> [Objective] Extract every record, exactly as written, and ignore the pictures.

[Extracted records]
------

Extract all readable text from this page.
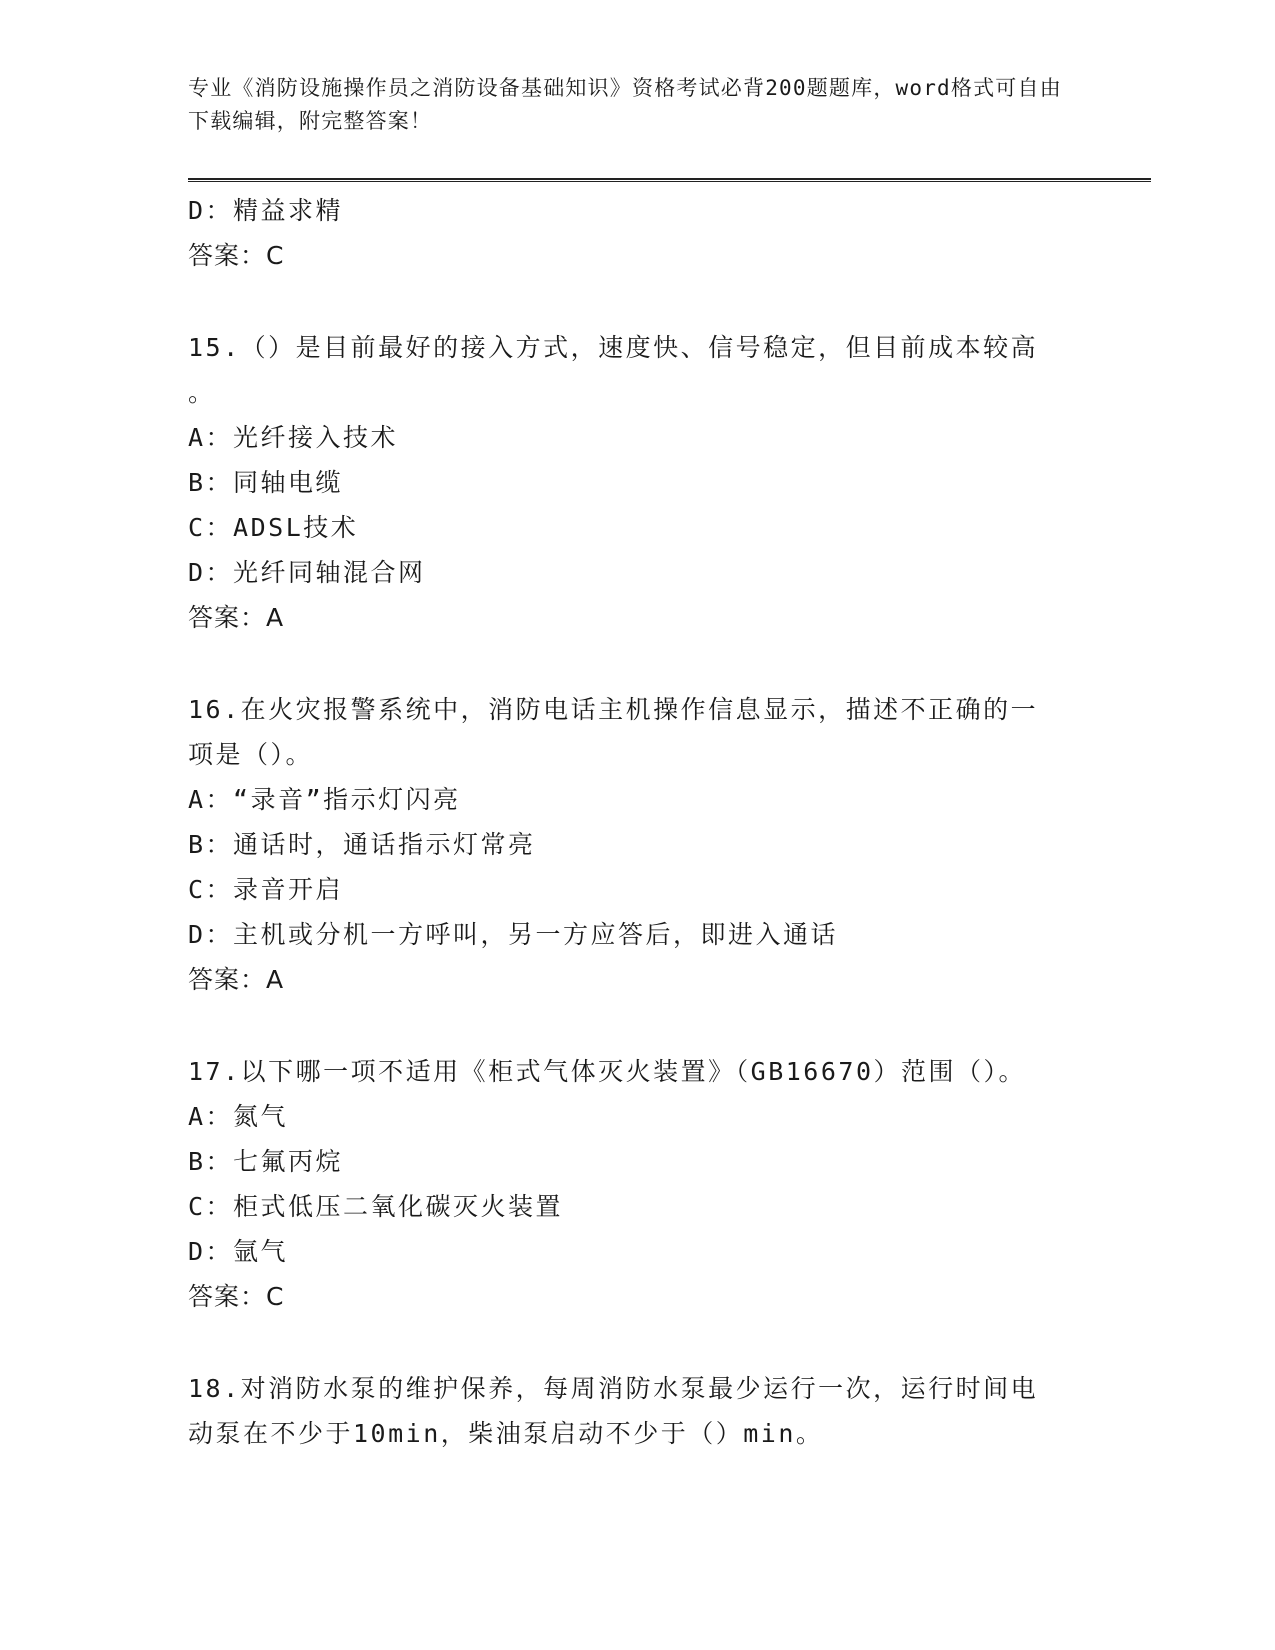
专业《消防设施操作员之消防设备基础知识》资格考试必背200题题库，word格式可自由下载编辑，附完整答案！
D：精益求精
答案：C
15.（）是目前最好的接入方式，速度快、信号稳定，但目前成本较高
。
A：光纤接入技术
B：同轴电缆
C：ADSL技术
D：光纤同轴混合网
答案：A
16.在火灾报警系统中，消防电话主机操作信息显示，描述不正确的一
项是（）。
A：“录音”指示灯闪亮
B：通话时，通话指示灯常亮
C：录音开启
D：主机或分机一方呼叫，另一方应答后，即进入通话
答案：A
17.以下哪一项不适用《柜式气体灭火装置》（GB16670）范围（）。
A：氮气
B：七氟丙烷
C：柜式低压二氧化碳灭火装置
D：氩气
答案：C
18.对消防水泵的维护保养，每周消防水泵最少运行一次，运行时间电
动泵在不少于10min，柴油泵启动不少于（）min。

------

> [The solution]
Extract all readable text from this page.
专业《消防设施操作员之消防设备基础知识》资格考试必背200题题库，word格式可自由下载编辑，附完整答案！
D：精益求精
答案：C
15.（）是目前最好的接入方式，速度快、信号稳定，但目前成本较高
。
A：光纤接入技术
B：同轴电缆
C：ADSL技术
D：光纤同轴混合网
答案：A
16.在火灾报警系统中，消防电话主机操作信息显示，描述不正确的一
项是（）。
A：“录音”指示灯闪亮
B：通话时，通话指示灯常亮
C：录音开启
D：主机或分机一方呼叫，另一方应答后，即进入通话
答案：A
17.以下哪一项不适用《柜式气体灭火装置》（GB16670）范围（）。
A：氮气
B：七氟丙烷
C：柜式低压二氧化碳灭火装置
D：氩气
答案：C
18.对消防水泵的维护保养，每周消防水泵最少运行一次，运行时间电
动泵在不少于10min，柴油泵启动不少于（）min。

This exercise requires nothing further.